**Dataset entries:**
-*-*-

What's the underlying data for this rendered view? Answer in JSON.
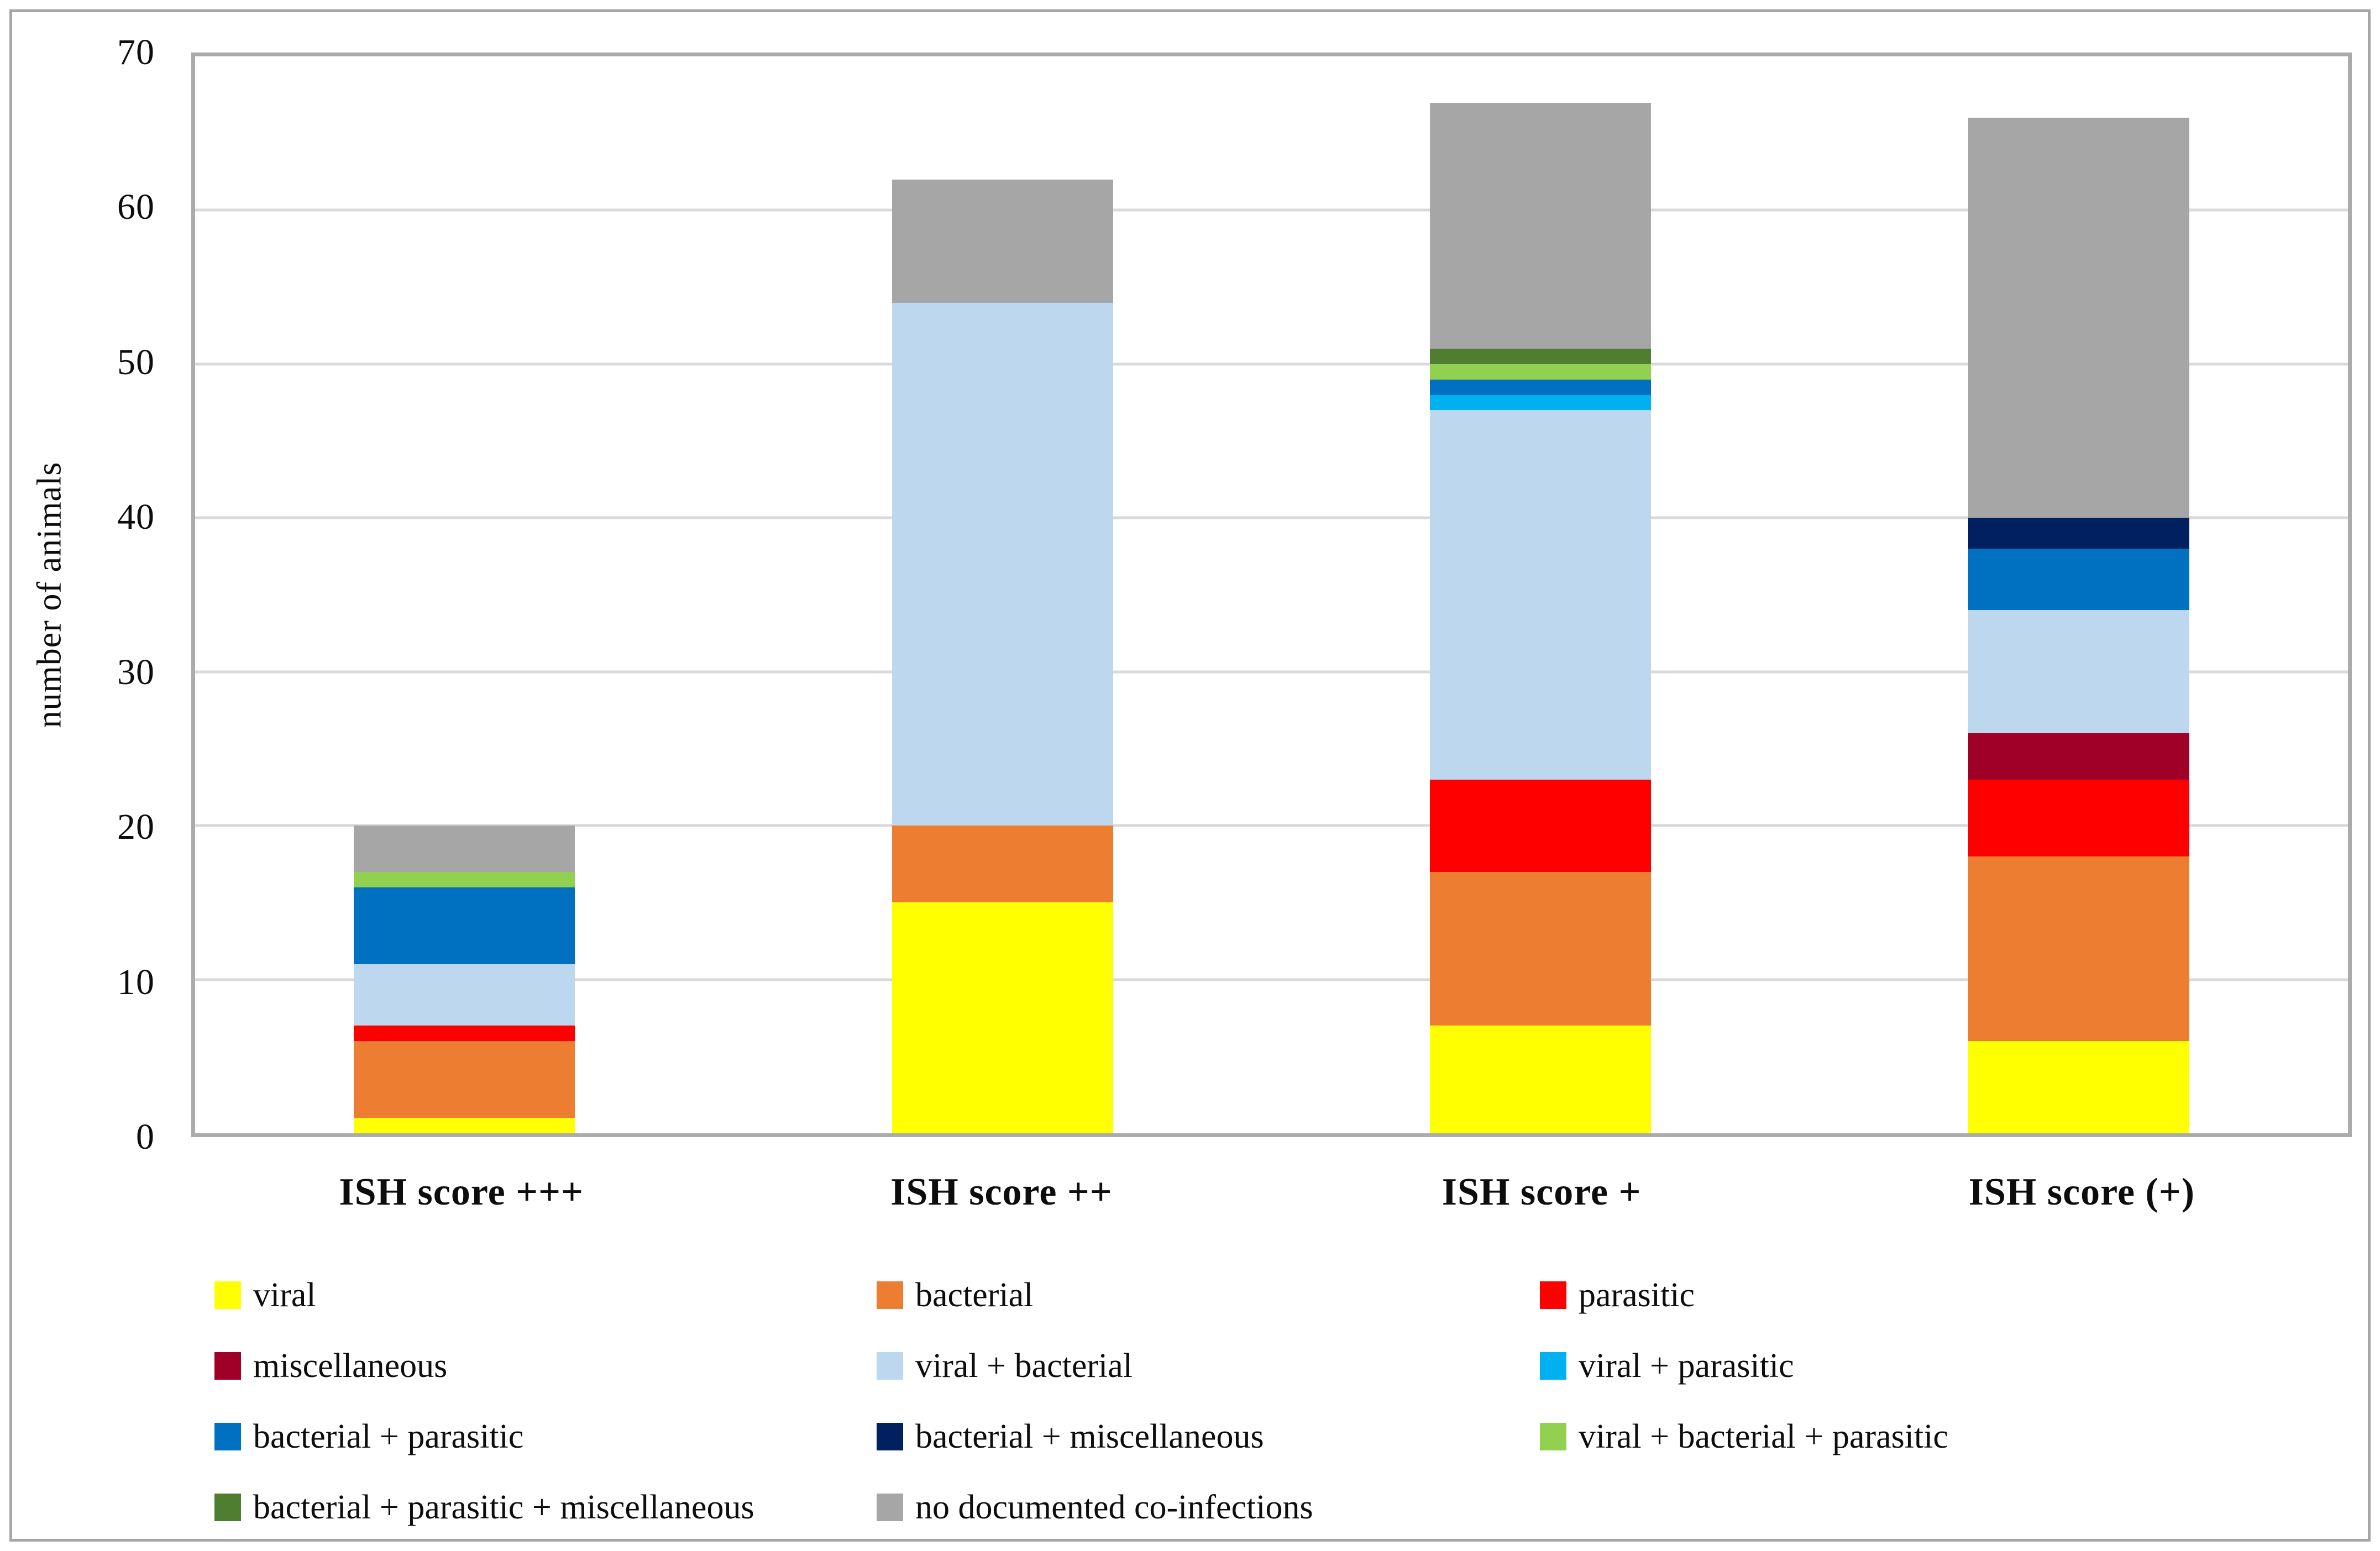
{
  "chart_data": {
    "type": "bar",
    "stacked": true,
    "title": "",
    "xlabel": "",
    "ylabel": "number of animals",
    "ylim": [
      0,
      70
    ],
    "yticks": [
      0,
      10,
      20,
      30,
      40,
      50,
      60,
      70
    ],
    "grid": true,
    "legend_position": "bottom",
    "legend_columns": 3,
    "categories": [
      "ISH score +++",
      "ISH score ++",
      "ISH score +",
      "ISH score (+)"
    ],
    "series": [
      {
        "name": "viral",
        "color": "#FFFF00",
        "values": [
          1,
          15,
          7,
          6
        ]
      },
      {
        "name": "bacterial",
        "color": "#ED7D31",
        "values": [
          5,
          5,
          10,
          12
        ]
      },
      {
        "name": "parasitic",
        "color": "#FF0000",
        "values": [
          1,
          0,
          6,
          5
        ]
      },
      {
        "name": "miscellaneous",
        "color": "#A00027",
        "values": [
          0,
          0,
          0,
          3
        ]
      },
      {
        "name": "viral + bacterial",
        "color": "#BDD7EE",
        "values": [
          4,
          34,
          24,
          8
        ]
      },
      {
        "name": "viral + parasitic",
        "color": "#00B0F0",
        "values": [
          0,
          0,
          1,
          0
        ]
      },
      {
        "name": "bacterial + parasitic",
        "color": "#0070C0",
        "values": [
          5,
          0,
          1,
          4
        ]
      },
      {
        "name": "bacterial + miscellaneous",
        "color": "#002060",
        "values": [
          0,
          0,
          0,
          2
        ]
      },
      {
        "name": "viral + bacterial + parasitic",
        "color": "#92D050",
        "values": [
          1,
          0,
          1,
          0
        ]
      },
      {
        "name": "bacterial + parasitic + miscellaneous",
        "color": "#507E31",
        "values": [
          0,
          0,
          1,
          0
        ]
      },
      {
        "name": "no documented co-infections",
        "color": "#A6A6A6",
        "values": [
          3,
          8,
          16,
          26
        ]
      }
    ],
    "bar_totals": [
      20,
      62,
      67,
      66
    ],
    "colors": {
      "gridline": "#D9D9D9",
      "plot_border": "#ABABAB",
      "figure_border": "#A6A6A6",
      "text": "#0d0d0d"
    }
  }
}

-*-*-

**How to complete this task:** Every record must be returned exactly. Leave its pictures out.

**Problem solution:**
What's the underlying data for this rendered view? Answer in JSON.
{
  "chart_data": {
    "type": "bar",
    "stacked": true,
    "title": "",
    "xlabel": "",
    "ylabel": "number of animals",
    "ylim": [
      0,
      70
    ],
    "yticks": [
      0,
      10,
      20,
      30,
      40,
      50,
      60,
      70
    ],
    "grid": true,
    "legend_position": "bottom",
    "legend_columns": 3,
    "categories": [
      "ISH score +++",
      "ISH score ++",
      "ISH score +",
      "ISH score (+)"
    ],
    "series": [
      {
        "name": "viral",
        "color": "#FFFF00",
        "values": [
          1,
          15,
          7,
          6
        ]
      },
      {
        "name": "bacterial",
        "color": "#ED7D31",
        "values": [
          5,
          5,
          10,
          12
        ]
      },
      {
        "name": "parasitic",
        "color": "#FF0000",
        "values": [
          1,
          0,
          6,
          5
        ]
      },
      {
        "name": "miscellaneous",
        "color": "#A00027",
        "values": [
          0,
          0,
          0,
          3
        ]
      },
      {
        "name": "viral + bacterial",
        "color": "#BDD7EE",
        "values": [
          4,
          34,
          24,
          8
        ]
      },
      {
        "name": "viral + parasitic",
        "color": "#00B0F0",
        "values": [
          0,
          0,
          1,
          0
        ]
      },
      {
        "name": "bacterial + parasitic",
        "color": "#0070C0",
        "values": [
          5,
          0,
          1,
          4
        ]
      },
      {
        "name": "bacterial + miscellaneous",
        "color": "#002060",
        "values": [
          0,
          0,
          0,
          2
        ]
      },
      {
        "name": "viral + bacterial + parasitic",
        "color": "#92D050",
        "values": [
          1,
          0,
          1,
          0
        ]
      },
      {
        "name": "bacterial + parasitic + miscellaneous",
        "color": "#507E31",
        "values": [
          0,
          0,
          1,
          0
        ]
      },
      {
        "name": "no documented co-infections",
        "color": "#A6A6A6",
        "values": [
          3,
          8,
          16,
          26
        ]
      }
    ],
    "bar_totals": [
      20,
      62,
      67,
      66
    ],
    "colors": {
      "gridline": "#D9D9D9",
      "plot_border": "#ABABAB",
      "figure_border": "#A6A6A6",
      "text": "#0d0d0d"
    }
  }
}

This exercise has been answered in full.